Extracted material:
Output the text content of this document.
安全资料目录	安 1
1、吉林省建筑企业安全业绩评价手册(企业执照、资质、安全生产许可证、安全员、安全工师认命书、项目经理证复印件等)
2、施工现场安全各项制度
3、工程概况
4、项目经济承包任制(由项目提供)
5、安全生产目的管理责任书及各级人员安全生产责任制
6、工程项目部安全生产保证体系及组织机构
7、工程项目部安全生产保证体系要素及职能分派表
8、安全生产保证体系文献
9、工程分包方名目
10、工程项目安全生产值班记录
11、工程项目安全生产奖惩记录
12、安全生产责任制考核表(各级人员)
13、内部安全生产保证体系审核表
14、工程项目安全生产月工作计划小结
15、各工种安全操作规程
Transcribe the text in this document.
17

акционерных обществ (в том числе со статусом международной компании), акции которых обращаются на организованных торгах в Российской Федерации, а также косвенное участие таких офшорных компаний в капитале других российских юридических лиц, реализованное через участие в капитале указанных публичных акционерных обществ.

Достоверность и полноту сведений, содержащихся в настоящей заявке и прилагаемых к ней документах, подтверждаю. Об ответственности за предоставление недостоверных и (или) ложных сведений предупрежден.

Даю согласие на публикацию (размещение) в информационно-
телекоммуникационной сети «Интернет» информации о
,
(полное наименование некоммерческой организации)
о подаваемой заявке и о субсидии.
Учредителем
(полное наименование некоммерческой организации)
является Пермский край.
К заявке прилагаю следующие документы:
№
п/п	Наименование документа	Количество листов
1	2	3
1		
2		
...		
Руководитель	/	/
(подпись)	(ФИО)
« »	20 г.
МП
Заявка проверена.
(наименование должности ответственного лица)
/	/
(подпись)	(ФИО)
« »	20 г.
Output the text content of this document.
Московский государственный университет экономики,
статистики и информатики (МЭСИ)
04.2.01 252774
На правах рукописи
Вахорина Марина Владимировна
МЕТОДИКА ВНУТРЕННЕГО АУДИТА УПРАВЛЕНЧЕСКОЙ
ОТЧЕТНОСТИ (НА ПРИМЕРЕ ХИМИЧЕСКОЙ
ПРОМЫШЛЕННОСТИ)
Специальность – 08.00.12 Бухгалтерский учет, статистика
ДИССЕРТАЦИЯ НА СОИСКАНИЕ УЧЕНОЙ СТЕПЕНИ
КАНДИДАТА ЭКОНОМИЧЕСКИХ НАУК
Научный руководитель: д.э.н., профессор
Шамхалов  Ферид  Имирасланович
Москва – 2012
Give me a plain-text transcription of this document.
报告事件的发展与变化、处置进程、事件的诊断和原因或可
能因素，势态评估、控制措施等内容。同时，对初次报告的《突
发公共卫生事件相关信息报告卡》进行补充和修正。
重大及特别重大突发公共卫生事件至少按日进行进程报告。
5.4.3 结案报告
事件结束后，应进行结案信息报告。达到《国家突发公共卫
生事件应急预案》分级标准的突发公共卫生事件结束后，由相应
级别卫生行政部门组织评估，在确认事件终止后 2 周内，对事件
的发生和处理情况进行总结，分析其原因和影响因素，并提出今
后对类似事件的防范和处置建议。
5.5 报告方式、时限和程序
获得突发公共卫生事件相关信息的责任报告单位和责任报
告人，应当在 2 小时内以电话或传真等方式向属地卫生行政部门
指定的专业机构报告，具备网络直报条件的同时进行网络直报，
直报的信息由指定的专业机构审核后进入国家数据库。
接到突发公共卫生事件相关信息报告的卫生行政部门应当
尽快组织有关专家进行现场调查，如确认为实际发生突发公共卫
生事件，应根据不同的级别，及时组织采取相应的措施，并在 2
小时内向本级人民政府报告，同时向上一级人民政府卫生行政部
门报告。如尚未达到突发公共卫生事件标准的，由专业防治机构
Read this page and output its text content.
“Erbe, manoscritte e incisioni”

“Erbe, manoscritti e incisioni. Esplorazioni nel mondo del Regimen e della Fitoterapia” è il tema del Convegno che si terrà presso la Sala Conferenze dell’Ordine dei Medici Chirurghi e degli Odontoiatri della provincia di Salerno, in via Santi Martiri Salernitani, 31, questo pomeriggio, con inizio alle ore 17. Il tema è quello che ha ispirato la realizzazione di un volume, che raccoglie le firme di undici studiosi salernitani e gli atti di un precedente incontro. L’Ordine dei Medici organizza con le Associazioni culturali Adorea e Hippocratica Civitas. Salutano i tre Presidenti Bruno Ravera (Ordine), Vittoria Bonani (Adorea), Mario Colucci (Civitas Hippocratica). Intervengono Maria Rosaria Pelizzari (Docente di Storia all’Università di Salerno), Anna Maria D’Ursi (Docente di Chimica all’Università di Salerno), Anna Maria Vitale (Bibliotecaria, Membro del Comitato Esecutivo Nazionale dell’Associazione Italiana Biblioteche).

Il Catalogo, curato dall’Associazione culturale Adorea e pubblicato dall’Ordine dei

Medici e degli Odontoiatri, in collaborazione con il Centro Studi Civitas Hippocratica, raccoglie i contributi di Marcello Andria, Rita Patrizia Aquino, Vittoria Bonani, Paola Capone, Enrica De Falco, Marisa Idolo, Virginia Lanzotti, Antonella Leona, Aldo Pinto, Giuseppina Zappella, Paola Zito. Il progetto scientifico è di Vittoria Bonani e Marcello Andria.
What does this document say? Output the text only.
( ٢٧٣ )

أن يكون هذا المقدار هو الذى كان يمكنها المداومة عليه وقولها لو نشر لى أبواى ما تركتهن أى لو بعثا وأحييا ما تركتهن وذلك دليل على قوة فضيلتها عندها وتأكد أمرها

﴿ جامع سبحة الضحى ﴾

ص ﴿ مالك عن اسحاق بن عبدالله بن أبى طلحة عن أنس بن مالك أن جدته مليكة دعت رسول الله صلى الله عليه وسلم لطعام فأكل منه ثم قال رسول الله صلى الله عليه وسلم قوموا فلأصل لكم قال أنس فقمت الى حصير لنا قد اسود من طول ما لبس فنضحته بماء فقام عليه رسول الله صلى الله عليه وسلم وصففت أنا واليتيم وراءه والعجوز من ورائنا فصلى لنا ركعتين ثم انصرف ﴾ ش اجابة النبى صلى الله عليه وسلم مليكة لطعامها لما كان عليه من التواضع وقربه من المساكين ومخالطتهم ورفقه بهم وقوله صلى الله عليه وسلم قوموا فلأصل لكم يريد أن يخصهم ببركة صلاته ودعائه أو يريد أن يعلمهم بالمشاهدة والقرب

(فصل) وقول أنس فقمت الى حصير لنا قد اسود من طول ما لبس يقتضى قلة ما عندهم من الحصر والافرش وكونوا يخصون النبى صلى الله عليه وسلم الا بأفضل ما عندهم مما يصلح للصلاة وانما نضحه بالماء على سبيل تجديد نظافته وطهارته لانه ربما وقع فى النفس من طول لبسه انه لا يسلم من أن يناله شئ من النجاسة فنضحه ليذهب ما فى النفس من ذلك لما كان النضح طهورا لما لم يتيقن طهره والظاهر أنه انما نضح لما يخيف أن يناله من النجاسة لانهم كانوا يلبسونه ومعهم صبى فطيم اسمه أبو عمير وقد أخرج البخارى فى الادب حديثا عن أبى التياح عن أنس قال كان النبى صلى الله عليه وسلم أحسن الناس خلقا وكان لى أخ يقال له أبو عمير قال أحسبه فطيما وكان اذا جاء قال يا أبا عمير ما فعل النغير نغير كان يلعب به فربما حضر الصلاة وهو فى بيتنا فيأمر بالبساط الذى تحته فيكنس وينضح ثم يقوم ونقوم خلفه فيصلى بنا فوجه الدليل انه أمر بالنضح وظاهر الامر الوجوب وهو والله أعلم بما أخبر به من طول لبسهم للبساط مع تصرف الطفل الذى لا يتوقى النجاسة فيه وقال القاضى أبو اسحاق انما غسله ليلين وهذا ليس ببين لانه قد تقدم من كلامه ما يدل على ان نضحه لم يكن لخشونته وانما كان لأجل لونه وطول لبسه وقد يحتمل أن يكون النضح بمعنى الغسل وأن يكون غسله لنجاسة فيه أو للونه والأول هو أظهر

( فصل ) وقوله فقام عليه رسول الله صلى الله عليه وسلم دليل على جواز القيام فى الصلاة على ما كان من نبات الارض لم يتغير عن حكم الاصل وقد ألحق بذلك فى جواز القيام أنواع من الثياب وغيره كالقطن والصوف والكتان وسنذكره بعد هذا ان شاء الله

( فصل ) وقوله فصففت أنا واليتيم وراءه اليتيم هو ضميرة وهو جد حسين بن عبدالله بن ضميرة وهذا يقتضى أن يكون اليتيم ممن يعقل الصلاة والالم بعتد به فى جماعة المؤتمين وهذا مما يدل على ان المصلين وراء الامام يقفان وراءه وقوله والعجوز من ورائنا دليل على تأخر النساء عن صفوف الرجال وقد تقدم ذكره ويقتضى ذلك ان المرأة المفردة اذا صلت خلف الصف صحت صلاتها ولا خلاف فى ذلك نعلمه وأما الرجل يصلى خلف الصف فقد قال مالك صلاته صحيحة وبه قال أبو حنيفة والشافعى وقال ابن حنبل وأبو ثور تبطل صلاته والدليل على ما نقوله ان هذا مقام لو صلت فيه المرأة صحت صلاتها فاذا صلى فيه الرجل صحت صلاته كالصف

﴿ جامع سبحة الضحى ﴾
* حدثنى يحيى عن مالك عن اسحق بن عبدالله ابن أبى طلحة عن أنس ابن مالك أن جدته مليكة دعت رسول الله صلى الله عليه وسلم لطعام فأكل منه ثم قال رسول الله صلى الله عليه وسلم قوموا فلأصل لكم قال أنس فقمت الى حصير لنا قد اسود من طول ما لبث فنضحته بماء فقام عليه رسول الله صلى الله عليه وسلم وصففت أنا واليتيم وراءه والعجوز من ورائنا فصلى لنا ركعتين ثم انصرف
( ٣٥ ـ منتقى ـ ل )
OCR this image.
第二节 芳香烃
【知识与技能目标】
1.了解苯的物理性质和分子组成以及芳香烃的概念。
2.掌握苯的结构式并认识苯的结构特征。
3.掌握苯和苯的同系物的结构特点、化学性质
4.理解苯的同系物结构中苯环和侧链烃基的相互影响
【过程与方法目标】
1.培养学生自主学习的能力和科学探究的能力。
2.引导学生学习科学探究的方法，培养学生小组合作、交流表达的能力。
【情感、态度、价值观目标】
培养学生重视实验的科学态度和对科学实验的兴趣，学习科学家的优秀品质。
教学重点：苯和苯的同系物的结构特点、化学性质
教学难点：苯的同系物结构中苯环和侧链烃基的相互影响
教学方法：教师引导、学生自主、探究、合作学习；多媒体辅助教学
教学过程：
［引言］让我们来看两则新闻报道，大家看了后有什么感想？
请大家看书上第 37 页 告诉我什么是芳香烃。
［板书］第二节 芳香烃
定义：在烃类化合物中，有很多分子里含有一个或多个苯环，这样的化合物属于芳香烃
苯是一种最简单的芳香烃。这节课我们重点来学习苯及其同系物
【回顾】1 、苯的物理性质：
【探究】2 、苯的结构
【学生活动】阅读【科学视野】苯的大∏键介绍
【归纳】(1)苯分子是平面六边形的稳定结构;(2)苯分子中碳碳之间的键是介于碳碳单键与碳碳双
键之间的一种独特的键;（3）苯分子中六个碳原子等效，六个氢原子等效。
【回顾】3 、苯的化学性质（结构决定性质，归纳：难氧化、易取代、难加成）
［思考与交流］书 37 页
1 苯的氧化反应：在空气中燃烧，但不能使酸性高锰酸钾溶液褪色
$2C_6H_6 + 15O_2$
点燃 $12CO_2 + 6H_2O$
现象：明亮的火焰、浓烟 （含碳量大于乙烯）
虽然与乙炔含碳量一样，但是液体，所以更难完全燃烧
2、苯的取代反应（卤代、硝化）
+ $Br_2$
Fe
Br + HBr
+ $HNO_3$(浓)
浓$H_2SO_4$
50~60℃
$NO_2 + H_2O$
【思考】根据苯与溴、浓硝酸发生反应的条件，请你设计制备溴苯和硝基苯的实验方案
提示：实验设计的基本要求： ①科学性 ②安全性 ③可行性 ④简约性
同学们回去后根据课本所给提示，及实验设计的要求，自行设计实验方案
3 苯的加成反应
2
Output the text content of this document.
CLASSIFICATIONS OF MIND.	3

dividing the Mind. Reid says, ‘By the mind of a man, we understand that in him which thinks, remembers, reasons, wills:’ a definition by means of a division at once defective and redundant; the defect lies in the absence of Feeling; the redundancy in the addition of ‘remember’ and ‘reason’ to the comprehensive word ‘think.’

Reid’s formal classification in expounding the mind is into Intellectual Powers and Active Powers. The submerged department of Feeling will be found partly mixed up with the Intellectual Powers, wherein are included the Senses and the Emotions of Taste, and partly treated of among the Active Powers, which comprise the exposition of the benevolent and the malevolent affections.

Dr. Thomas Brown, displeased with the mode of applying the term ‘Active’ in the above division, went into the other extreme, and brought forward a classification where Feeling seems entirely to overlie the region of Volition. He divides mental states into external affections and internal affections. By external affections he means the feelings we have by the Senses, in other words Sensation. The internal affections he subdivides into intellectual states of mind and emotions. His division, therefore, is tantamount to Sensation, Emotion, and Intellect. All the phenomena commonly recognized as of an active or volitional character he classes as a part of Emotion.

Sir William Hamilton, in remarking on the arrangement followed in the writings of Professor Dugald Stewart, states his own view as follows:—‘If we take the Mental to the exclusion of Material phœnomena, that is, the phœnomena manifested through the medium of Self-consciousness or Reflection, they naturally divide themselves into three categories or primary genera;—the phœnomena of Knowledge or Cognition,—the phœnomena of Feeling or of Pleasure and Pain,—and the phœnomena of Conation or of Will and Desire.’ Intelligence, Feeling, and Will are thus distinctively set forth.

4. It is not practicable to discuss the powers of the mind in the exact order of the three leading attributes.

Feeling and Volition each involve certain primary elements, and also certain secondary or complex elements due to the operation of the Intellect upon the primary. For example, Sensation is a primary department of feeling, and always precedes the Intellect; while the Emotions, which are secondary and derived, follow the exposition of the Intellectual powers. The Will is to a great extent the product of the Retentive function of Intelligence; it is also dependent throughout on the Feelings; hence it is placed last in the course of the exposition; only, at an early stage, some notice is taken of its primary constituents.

Your task: State how many lines above include the word "заявке", and nothing more.

Solution: 3